═══ Items

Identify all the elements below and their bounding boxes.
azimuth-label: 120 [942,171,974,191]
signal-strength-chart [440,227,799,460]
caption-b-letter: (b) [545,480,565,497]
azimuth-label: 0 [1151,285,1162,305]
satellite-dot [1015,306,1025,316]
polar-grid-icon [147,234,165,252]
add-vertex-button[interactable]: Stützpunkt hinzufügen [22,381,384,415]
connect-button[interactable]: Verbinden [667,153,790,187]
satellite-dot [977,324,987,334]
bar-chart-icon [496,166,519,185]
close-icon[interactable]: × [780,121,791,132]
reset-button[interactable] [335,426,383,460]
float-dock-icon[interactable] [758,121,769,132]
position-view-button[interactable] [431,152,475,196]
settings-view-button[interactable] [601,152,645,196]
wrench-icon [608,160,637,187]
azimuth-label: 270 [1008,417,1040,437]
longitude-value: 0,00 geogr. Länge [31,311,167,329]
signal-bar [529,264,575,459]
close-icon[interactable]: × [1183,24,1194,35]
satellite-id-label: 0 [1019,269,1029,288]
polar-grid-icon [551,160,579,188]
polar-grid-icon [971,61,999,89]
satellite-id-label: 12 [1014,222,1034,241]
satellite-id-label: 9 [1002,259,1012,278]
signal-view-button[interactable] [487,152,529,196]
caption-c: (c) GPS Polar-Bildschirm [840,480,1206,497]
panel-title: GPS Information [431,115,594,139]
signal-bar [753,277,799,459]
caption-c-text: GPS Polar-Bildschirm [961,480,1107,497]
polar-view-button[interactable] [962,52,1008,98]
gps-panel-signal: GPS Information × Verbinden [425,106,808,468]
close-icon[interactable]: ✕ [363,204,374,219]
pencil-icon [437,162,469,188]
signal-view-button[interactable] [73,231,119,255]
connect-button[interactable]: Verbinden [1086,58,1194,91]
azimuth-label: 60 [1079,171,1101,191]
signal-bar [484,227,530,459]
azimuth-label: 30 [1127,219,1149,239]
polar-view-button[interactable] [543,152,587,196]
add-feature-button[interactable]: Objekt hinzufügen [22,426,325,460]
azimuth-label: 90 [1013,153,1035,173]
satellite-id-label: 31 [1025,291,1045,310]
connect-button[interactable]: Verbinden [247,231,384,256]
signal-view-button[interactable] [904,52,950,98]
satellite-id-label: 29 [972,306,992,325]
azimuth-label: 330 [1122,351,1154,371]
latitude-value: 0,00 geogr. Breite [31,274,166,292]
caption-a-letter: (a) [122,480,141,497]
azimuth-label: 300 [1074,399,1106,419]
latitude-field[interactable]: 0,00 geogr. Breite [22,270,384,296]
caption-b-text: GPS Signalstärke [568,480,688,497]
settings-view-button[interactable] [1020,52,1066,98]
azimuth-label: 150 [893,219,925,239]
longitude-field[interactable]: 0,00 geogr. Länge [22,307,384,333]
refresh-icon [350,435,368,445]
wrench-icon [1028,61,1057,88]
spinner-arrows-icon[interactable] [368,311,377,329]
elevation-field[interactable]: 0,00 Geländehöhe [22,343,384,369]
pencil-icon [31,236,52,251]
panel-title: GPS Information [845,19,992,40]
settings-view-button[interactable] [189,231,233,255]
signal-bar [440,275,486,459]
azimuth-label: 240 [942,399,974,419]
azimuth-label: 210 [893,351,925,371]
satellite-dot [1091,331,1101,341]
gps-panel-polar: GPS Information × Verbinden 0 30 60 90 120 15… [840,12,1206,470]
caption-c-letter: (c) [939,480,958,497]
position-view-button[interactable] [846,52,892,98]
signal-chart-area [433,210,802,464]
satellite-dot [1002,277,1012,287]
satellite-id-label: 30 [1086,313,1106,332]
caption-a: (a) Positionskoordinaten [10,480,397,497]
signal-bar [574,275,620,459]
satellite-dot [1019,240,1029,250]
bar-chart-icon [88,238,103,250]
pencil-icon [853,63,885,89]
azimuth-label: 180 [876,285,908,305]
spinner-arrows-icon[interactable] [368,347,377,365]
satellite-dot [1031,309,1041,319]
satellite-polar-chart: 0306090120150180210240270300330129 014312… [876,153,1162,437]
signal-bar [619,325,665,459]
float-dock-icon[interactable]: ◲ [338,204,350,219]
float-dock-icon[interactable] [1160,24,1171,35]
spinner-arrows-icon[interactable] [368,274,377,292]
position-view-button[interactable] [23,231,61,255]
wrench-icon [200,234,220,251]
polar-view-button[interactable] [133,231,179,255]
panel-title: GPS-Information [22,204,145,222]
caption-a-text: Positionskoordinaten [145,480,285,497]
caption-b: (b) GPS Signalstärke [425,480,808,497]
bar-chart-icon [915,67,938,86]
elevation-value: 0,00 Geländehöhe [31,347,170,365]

══════

Directions
Rewrite every line of the entries above as a numbered list, omitting any blank lines.

Response to this task
1. Identify all the elements below and their bounding boxes.
2. azimuth-label: 120 [942,171,974,191]
3. signal-strength-chart [440,227,799,460]
4. caption-b-letter: (b) [545,480,565,497]
5. azimuth-label: 0 [1151,285,1162,305]
6. satellite-dot [1015,306,1025,316]
7. polar-grid-icon [147,234,165,252]
8. add-vertex-button[interactable]: Stützpunkt hinzufügen [22,381,384,415]
9. connect-button[interactable]: Verbinden [667,153,790,187]
10. satellite-dot [977,324,987,334]
11. bar-chart-icon [496,166,519,185]
12. close-icon[interactable]: × [780,121,791,132]
13. reset-button[interactable] [335,426,383,460]
14. float-dock-icon[interactable] [758,121,769,132]
15. position-view-button[interactable] [431,152,475,196]
16. settings-view-button[interactable] [601,152,645,196]
17. wrench-icon [608,160,637,187]
18. azimuth-label: 270 [1008,417,1040,437]
19. longitude-value: 0,00 geogr. Länge [31,311,167,329]
20. signal-bar [529,264,575,459]
21. close-icon[interactable]: × [1183,24,1194,35]
22. satellite-id-label: 0 [1019,269,1029,288]
23. polar-grid-icon [551,160,579,188]
24. polar-grid-icon [971,61,999,89]
25. satellite-id-label: 12 [1014,222,1034,241]
26. satellite-id-label: 9 [1002,259,1012,278]
27. signal-view-button[interactable] [487,152,529,196]
28. caption-c: (c) GPS Polar-Bildschirm [840,480,1206,497]
29. panel-title: GPS Information [431,115,594,139]
30. signal-bar [753,277,799,459]
31. caption-c-text: GPS Polar-Bildschirm [961,480,1107,497]
32. polar-view-button[interactable] [962,52,1008,98]
33. gps-panel-signal: GPS Information × Verbinden [425,106,808,468]
34. close-icon[interactable]: ✕ [363,204,374,219]
35. pencil-icon [437,162,469,188]
36. signal-view-button[interactable] [73,231,119,255]
37. connect-button[interactable]: Verbinden [1086,58,1194,91]
38. azimuth-label: 60 [1079,171,1101,191]
39. signal-bar [484,227,530,459]
40. azimuth-label: 30 [1127,219,1149,239]
41. polar-view-button[interactable] [543,152,587,196]
42. add-feature-button[interactable]: Objekt hinzufügen [22,426,325,460]
43. azimuth-label: 90 [1013,153,1035,173]
44. satellite-id-label: 31 [1025,291,1045,310]
45. connect-button[interactable]: Verbinden [247,231,384,256]
46. signal-view-button[interactable] [904,52,950,98]
47. satellite-id-label: 29 [972,306,992,325]
48. azimuth-label: 330 [1122,351,1154,371]
49. latitude-value: 0,00 geogr. Breite [31,274,166,292]
50. caption-a-letter: (a) [122,480,141,497]
51. azimuth-label: 300 [1074,399,1106,419]
52. latitude-field[interactable]: 0,00 geogr. Breite [22,270,384,296]
53. caption-b-text: GPS Signalstärke [568,480,688,497]
54. settings-view-button[interactable] [1020,52,1066,98]
55. azimuth-label: 150 [893,219,925,239]
56. longitude-field[interactable]: 0,00 geogr. Länge [22,307,384,333]
57. refresh-icon [350,435,368,445]
58. wrench-icon [1028,61,1057,88]
59. spinner-arrows-icon[interactable] [368,311,377,329]
60. elevation-field[interactable]: 0,00 Geländehöhe [22,343,384,369]
61. pencil-icon [31,236,52,251]
62. panel-title: GPS Information [845,19,992,40]
63. settings-view-button[interactable] [189,231,233,255]
64. signal-bar [440,275,486,459]
65. azimuth-label: 240 [942,399,974,419]
66. azimuth-label: 210 [893,351,925,371]
67. satellite-dot [1091,331,1101,341]
68. gps-panel-polar: GPS Information × Verbinden 0 30 60 90 120 15… [840,12,1206,470]
69. caption-c-letter: (c) [939,480,958,497]
70. position-view-button[interactable] [846,52,892,98]
71. signal-chart-area [433,210,802,464]
72. satellite-dot [1002,277,1012,287]
73. satellite-id-label: 30 [1086,313,1106,332]
74. caption-a: (a) Positionskoordinaten [10,480,397,497]
75. signal-bar [574,275,620,459]
76. satellite-dot [1019,240,1029,250]
77. bar-chart-icon [88,238,103,250]
78. pencil-icon [853,63,885,89]
79. azimuth-label: 180 [876,285,908,305]
80. spinner-arrows-icon[interactable] [368,347,377,365]
81. satellite-dot [1031,309,1041,319]
82. satellite-polar-chart: 0306090120150180210240270300330129 014312… [876,153,1162,437]
83. signal-bar [619,325,665,459]
84. float-dock-icon[interactable]: ◲ [338,204,350,219]
85. float-dock-icon[interactable] [1160,24,1171,35]
86. spinner-arrows-icon[interactable] [368,274,377,292]
87. position-view-button[interactable] [23,231,61,255]
88. wrench-icon [200,234,220,251]
89. polar-view-button[interactable] [133,231,179,255]
90. panel-title: GPS-Information [22,204,145,222]
91. caption-a-text: Positionskoordinaten [145,480,285,497]
92. caption-b: (b) GPS Signalstärke [425,480,808,497]
93. bar-chart-icon [915,67,938,86]
94. elevation-value: 0,00 Geländehöhe [31,347,170,365]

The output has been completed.